Gather each line containing the string "źródło" from these entries.

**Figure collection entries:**
**********

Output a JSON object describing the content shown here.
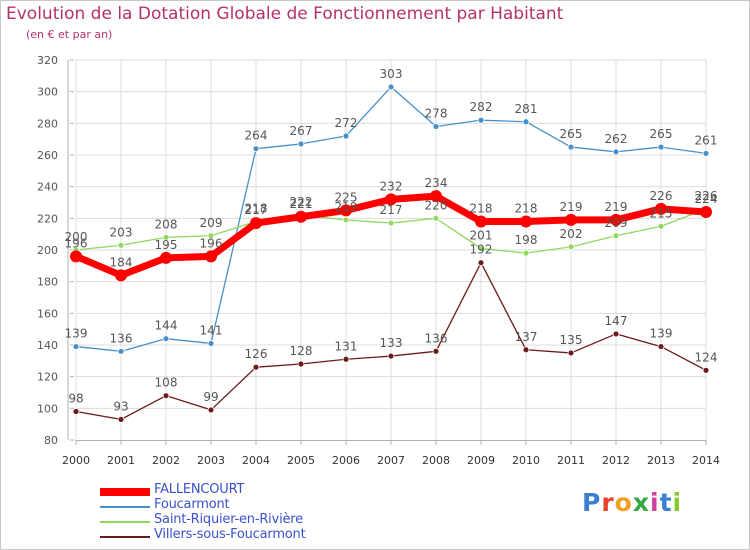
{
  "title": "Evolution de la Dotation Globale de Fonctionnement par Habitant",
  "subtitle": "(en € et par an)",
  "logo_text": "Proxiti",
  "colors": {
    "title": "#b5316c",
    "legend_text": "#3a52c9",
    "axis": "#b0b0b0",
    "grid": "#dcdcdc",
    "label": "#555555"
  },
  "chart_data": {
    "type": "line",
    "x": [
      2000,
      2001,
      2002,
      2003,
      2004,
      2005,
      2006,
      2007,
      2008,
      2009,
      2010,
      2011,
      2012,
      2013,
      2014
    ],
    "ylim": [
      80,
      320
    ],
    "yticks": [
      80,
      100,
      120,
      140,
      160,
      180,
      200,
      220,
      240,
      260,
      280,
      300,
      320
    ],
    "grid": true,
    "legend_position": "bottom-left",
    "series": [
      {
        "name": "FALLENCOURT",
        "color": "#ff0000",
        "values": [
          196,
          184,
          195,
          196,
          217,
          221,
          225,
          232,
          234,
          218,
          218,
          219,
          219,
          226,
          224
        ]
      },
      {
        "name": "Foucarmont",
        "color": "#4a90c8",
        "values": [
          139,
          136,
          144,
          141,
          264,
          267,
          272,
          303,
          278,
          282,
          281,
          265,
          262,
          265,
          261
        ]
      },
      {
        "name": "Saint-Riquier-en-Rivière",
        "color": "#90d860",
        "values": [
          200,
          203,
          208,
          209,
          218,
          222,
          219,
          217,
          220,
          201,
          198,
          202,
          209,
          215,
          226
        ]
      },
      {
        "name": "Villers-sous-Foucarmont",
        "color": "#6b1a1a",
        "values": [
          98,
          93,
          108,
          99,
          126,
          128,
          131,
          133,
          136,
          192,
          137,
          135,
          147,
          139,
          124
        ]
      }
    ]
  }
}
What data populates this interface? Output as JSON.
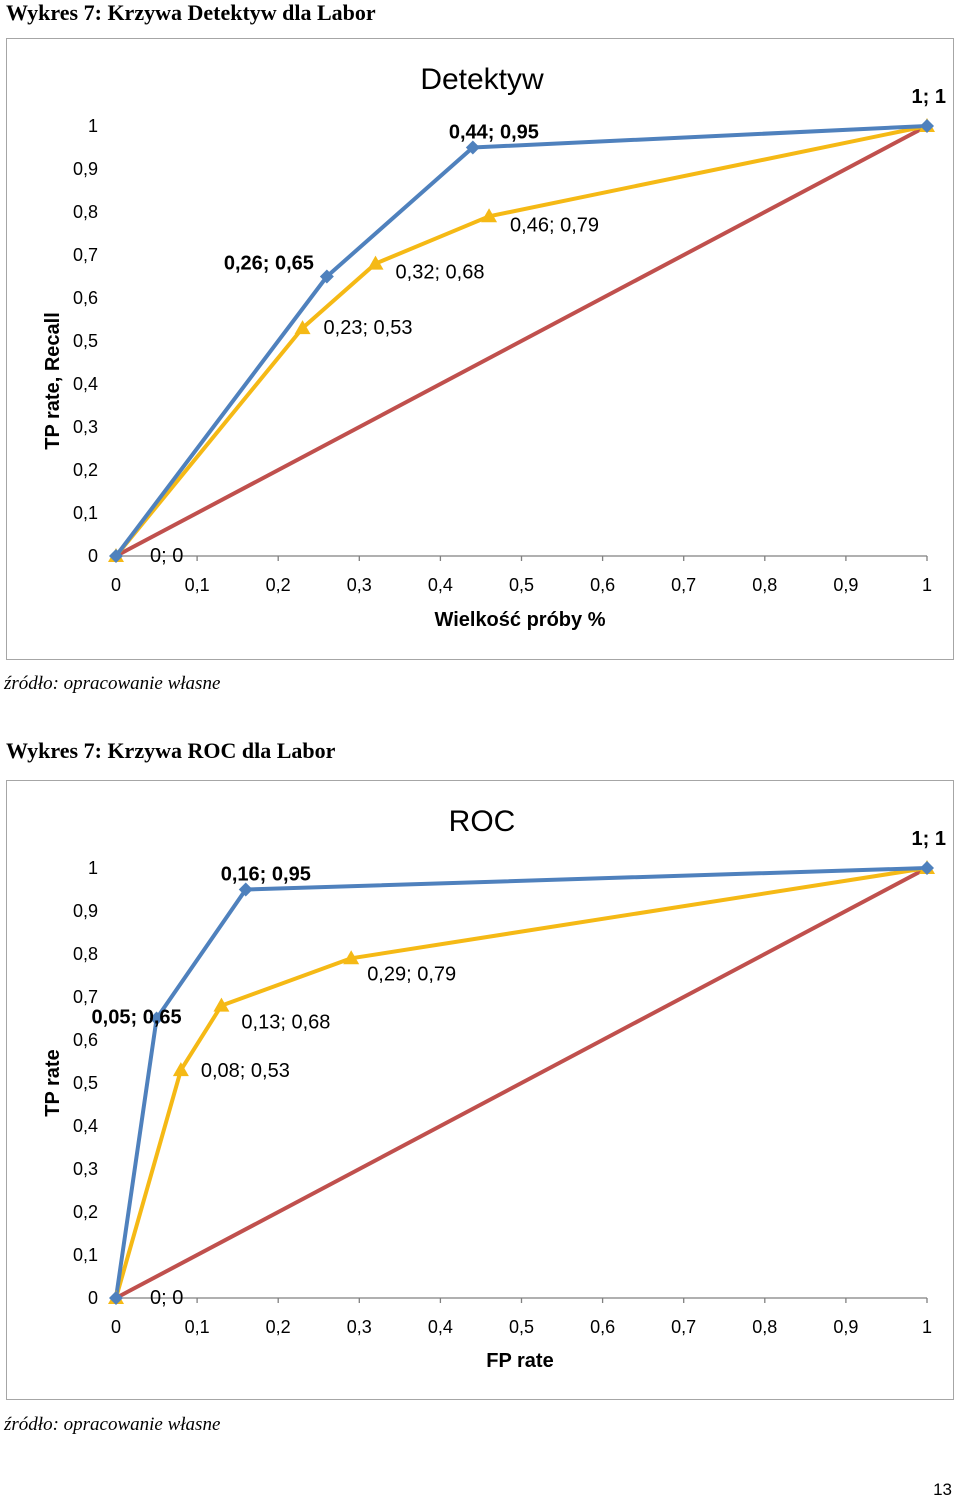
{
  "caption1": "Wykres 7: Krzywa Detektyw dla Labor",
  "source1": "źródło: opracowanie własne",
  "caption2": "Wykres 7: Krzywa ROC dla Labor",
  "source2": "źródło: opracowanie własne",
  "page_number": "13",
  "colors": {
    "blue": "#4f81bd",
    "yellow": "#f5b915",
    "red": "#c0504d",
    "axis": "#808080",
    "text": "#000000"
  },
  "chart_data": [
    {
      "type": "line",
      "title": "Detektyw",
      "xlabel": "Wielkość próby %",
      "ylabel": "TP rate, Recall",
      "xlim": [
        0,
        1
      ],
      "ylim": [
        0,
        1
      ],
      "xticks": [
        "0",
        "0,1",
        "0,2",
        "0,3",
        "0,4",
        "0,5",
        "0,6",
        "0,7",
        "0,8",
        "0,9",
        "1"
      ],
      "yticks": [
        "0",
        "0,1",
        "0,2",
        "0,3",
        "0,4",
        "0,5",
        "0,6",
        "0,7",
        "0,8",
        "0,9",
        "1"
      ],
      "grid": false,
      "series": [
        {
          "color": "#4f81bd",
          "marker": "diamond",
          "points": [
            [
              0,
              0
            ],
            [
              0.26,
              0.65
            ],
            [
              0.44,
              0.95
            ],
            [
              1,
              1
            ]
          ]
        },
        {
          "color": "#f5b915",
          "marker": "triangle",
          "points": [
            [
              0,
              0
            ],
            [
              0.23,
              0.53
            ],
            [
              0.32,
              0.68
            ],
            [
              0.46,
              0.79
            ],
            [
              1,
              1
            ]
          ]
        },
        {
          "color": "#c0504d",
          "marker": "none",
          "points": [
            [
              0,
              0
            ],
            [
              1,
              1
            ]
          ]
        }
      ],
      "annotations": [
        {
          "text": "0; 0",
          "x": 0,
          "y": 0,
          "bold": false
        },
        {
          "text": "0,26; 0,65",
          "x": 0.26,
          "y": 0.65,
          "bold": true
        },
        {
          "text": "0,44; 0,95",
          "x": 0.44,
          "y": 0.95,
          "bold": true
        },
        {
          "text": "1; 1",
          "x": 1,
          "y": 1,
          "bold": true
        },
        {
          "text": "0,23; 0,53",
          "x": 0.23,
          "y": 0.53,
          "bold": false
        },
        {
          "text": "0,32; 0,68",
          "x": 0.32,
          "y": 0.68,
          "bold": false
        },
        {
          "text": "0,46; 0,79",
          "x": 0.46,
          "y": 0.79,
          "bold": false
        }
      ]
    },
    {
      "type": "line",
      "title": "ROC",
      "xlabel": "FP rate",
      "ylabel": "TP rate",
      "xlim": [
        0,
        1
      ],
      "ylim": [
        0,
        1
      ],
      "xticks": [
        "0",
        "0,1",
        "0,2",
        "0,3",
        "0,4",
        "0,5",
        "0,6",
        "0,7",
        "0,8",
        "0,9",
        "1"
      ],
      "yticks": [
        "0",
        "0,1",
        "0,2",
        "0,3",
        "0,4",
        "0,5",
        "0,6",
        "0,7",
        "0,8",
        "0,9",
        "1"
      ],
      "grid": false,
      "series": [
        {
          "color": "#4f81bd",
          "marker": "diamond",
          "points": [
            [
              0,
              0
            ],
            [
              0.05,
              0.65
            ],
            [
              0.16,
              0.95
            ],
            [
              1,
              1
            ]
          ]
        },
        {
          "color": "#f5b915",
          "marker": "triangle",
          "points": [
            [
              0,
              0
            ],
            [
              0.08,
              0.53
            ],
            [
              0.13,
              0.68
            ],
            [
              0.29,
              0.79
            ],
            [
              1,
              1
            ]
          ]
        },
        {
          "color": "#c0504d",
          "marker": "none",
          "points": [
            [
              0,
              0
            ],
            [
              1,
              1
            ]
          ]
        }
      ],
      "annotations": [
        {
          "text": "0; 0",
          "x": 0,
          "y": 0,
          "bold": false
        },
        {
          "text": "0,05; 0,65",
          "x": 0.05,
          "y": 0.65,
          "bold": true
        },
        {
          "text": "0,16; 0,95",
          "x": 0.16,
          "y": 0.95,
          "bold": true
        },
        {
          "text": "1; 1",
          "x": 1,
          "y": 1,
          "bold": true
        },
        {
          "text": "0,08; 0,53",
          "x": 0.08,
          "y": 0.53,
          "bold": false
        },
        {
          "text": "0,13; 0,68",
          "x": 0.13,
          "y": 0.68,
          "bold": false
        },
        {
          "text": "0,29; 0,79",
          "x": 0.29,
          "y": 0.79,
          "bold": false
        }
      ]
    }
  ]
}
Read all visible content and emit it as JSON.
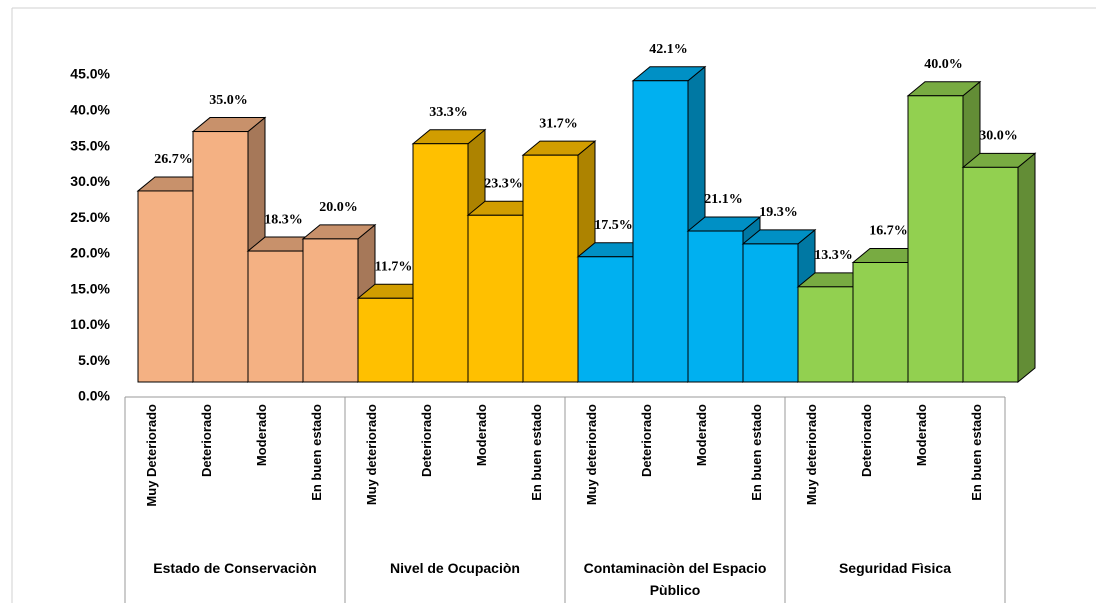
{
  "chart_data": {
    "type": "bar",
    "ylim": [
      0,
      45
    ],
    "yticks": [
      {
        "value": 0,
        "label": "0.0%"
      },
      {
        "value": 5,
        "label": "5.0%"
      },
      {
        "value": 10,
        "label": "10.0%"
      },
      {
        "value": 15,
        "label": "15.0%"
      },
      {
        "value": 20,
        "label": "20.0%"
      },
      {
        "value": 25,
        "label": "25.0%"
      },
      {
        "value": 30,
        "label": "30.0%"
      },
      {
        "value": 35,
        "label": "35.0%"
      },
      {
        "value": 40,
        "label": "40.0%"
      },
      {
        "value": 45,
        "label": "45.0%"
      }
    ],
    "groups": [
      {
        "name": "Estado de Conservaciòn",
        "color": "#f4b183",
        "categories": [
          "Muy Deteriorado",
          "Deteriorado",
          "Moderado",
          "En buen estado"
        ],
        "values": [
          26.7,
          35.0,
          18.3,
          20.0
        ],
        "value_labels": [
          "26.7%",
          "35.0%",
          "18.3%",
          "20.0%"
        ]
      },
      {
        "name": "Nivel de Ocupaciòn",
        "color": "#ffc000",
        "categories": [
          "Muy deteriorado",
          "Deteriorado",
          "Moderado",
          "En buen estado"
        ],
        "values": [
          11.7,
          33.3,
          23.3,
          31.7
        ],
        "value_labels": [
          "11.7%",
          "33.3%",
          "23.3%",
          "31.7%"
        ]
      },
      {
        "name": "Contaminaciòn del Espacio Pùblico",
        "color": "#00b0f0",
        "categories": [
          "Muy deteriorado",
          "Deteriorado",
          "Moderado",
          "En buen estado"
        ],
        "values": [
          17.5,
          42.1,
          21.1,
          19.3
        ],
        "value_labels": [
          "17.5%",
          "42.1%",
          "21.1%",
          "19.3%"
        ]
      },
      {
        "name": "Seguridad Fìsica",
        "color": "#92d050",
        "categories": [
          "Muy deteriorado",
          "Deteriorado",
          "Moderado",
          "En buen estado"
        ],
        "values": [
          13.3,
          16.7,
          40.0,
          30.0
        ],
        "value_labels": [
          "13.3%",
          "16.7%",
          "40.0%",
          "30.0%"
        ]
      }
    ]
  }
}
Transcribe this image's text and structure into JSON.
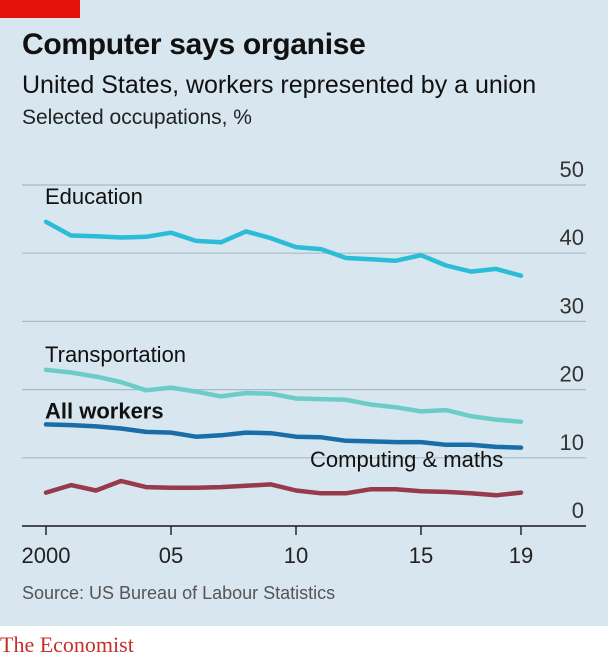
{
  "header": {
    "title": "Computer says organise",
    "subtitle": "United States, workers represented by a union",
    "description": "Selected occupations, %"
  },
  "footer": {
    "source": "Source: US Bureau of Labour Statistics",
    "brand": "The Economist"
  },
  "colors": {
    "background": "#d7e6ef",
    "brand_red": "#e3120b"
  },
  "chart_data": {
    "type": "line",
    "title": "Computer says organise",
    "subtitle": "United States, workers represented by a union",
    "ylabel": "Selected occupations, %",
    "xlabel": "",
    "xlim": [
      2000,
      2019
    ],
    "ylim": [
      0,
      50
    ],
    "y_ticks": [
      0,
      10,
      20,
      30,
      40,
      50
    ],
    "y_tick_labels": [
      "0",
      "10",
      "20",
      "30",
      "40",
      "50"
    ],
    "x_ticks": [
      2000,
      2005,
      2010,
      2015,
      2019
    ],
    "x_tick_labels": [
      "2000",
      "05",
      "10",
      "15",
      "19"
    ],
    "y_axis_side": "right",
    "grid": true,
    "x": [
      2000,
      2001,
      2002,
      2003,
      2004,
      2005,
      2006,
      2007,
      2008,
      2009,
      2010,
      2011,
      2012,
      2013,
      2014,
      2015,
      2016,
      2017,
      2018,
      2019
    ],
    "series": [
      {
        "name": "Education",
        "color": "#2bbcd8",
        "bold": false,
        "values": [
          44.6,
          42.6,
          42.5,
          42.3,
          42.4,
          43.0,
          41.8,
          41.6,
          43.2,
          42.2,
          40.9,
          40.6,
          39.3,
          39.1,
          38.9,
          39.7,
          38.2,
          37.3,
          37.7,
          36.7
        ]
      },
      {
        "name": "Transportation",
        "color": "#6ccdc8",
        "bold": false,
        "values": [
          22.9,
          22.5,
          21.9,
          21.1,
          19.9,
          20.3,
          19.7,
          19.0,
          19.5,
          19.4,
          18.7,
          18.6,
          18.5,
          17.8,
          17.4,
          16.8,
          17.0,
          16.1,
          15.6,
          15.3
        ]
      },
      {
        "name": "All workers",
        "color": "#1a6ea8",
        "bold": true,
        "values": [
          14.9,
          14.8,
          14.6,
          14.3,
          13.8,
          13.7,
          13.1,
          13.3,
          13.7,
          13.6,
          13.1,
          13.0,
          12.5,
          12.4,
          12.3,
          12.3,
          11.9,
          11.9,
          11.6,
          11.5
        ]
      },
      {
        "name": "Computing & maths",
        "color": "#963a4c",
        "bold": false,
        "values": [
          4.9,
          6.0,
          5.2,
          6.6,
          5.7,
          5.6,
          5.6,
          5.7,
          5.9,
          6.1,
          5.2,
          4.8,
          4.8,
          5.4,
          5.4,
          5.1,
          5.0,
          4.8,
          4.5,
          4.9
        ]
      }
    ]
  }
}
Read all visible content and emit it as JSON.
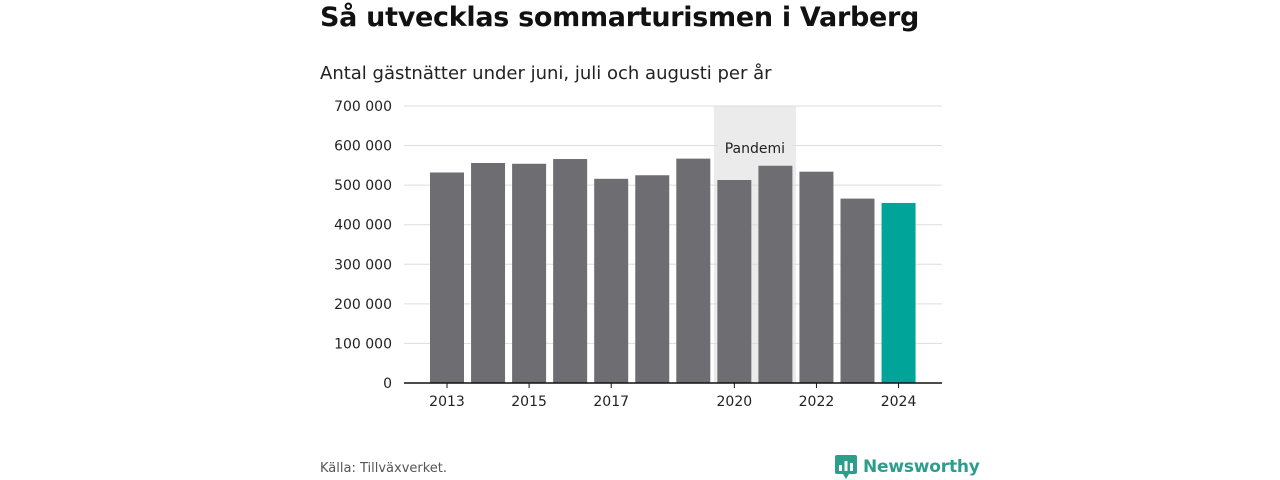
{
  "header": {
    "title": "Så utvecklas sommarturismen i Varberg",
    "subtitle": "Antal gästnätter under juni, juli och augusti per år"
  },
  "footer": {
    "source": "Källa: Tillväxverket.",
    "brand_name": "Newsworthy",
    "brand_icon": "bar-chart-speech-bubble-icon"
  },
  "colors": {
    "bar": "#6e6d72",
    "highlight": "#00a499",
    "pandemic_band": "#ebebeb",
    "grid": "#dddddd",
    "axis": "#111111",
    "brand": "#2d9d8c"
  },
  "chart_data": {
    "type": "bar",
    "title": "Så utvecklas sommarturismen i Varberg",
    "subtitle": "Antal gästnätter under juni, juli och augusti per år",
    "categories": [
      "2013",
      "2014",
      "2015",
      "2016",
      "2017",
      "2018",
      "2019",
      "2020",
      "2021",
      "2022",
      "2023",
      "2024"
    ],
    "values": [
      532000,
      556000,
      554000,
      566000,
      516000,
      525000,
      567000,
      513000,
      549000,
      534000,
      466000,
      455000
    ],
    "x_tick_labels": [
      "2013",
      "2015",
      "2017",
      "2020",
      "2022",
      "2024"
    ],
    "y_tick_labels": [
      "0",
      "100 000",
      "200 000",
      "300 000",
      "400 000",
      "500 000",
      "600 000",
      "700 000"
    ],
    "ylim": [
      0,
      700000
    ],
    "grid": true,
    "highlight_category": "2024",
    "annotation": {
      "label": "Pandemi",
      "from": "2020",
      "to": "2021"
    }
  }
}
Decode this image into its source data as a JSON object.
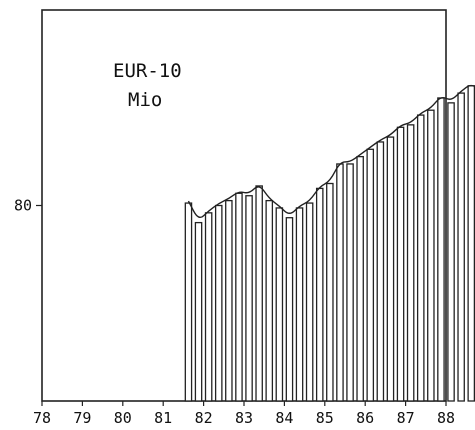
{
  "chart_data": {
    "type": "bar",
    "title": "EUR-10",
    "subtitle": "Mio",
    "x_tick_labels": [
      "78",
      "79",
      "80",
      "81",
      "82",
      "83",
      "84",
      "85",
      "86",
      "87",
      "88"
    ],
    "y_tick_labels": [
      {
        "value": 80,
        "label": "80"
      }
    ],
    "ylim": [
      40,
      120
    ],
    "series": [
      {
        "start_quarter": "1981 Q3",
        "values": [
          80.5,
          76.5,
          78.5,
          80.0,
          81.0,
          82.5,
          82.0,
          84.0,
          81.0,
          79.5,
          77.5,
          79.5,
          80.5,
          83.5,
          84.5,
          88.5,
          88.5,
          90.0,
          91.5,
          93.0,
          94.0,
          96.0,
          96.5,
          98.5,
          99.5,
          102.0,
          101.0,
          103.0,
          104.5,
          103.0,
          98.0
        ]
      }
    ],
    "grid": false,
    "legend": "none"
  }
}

**********

**Exercise answer:**
  "source1": "źródło: opracowanie własne",
  "source2": "źródło: opracowanie własne",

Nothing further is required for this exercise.